[Structured figure records]
+ + + + + + +

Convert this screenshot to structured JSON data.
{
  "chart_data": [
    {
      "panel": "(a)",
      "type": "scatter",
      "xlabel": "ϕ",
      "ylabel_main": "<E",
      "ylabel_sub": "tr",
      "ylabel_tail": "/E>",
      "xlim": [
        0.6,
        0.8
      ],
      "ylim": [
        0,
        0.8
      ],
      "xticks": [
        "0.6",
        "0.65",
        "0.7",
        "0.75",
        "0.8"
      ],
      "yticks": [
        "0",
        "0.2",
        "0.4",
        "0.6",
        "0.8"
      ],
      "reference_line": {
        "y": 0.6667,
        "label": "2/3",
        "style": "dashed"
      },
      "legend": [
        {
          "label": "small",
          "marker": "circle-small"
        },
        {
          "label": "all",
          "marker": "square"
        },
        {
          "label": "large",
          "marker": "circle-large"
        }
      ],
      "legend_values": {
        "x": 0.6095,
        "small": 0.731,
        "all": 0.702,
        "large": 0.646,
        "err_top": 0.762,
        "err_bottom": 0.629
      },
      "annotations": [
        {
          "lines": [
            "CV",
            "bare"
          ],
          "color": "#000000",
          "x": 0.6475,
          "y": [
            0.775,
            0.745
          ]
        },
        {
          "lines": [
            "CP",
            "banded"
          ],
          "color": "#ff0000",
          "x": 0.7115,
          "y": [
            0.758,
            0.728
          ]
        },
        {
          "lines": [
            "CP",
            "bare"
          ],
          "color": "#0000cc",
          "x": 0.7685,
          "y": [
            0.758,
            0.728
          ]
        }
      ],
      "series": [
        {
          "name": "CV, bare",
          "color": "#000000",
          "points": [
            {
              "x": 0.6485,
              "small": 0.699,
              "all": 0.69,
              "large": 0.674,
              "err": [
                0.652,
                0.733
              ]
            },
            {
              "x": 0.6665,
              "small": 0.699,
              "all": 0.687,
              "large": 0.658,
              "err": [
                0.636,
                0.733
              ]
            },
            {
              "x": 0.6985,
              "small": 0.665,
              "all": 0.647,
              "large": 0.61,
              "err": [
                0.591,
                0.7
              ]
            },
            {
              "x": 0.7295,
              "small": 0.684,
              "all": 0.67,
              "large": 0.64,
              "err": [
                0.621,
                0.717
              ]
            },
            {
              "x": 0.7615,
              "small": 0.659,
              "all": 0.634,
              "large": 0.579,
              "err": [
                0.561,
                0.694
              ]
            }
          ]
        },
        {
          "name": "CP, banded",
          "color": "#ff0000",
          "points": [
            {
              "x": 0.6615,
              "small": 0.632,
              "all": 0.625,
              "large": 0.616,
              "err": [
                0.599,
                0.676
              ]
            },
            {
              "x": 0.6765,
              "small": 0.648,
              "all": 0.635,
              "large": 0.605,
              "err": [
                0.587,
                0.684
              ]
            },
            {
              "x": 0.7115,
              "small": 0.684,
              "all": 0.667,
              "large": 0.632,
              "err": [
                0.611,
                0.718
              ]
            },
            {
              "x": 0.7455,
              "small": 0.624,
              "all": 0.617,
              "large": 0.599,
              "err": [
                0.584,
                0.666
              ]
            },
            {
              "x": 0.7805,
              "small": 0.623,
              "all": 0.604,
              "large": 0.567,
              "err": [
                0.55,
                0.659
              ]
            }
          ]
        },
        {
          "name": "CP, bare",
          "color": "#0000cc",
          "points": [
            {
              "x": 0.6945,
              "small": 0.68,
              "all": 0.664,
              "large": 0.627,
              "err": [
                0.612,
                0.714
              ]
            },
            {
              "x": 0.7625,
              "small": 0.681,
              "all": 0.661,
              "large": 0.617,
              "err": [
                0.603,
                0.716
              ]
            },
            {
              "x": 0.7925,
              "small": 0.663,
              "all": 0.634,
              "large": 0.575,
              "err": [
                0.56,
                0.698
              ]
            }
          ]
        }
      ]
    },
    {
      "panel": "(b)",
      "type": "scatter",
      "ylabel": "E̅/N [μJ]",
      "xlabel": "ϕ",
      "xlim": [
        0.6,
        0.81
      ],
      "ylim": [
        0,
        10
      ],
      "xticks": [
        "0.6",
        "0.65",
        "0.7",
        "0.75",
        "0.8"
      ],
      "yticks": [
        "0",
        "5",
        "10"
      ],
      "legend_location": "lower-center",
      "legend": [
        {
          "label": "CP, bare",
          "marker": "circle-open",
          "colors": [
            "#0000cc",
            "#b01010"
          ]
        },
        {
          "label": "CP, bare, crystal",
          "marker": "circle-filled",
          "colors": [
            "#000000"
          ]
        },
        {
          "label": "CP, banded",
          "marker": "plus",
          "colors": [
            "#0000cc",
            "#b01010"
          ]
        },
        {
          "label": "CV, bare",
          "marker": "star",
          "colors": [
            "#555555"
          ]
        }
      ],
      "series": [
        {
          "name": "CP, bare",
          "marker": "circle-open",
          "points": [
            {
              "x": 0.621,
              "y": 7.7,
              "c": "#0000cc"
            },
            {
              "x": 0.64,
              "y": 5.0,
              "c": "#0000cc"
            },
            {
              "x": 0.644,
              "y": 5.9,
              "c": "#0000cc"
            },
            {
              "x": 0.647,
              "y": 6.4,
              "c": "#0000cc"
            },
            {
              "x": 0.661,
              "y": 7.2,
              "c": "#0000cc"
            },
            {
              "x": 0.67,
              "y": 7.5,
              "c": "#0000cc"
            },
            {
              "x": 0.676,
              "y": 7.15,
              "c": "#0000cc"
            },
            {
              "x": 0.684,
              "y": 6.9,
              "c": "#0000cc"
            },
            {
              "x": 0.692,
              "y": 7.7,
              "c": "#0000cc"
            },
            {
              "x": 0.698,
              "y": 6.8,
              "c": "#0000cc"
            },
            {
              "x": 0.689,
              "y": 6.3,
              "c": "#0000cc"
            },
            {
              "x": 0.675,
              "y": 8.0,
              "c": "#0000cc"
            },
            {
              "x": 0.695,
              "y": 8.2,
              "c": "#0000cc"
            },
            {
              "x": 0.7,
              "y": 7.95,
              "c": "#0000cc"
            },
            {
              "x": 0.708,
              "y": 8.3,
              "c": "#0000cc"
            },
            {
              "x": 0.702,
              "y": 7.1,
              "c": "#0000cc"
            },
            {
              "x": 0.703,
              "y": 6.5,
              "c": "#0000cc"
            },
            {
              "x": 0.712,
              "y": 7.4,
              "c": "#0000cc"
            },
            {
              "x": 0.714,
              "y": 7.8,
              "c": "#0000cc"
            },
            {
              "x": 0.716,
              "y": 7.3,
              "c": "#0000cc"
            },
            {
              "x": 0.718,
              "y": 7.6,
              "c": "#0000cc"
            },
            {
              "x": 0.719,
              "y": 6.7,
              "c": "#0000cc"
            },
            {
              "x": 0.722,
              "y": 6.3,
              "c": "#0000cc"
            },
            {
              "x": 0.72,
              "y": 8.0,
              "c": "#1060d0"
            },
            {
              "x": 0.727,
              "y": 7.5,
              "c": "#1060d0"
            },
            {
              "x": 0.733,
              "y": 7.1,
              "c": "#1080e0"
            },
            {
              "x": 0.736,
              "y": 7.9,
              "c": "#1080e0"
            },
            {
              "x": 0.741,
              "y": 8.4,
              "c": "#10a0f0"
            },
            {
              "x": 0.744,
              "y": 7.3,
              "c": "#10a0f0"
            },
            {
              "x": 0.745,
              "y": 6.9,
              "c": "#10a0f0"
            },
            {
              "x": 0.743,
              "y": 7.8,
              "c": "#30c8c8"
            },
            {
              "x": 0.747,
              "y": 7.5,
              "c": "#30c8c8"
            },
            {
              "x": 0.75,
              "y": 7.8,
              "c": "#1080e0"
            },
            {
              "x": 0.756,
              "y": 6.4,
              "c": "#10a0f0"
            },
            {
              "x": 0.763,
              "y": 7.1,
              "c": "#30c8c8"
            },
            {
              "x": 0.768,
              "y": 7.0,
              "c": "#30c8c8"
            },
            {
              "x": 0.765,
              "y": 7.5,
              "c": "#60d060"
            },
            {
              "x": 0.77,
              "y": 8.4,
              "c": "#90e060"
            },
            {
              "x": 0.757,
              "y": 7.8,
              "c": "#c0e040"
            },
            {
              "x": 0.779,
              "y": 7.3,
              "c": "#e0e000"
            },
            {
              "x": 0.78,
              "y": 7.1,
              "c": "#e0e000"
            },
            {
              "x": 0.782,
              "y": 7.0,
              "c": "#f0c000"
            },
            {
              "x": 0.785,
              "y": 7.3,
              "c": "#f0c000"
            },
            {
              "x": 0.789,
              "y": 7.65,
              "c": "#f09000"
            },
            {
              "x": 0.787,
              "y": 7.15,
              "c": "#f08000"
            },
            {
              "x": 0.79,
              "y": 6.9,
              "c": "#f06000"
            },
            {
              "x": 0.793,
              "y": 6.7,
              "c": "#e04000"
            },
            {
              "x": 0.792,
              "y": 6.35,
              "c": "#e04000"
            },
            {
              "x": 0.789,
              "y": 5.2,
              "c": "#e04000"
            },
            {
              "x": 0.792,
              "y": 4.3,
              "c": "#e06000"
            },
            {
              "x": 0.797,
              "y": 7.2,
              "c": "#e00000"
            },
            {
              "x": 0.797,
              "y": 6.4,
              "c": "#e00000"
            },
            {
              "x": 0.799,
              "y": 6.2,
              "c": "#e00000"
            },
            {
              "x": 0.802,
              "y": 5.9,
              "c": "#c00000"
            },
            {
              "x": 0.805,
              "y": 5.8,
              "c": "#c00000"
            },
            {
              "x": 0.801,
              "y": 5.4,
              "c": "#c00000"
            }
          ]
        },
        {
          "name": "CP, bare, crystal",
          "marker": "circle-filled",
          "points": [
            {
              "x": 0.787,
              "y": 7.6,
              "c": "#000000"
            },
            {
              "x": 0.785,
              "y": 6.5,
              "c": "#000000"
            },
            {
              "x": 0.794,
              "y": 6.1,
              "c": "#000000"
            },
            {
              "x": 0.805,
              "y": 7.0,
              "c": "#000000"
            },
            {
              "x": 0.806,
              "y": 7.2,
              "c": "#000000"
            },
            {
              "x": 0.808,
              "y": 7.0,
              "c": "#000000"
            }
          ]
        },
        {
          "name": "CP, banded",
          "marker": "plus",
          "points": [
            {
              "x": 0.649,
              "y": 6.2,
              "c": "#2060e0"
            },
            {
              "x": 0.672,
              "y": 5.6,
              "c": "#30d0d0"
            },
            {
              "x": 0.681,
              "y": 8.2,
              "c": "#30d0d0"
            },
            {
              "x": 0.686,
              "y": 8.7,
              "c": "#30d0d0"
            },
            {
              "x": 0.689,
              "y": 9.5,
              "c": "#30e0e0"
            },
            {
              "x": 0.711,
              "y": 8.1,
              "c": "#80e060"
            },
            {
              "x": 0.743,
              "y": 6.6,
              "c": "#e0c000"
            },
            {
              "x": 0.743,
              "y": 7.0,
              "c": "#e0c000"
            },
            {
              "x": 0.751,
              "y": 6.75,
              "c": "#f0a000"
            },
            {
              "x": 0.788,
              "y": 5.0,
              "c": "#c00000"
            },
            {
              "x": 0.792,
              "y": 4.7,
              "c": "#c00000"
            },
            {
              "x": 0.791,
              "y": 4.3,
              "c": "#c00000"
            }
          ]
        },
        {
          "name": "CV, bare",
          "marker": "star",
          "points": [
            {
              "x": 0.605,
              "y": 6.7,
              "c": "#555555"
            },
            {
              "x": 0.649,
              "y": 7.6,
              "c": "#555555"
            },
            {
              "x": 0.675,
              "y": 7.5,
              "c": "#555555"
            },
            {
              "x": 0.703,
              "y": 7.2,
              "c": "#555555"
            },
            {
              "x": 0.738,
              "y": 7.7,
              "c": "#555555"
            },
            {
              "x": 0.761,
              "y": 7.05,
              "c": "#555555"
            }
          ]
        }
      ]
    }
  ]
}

+ + + + + + +

Find the lines above that include the string "banded" and copy them.

_OUTPUT OF THE TASK_
            "banded"
          "name": "CP, banded",
          "label": "CP, banded",
          "name": "CP, banded",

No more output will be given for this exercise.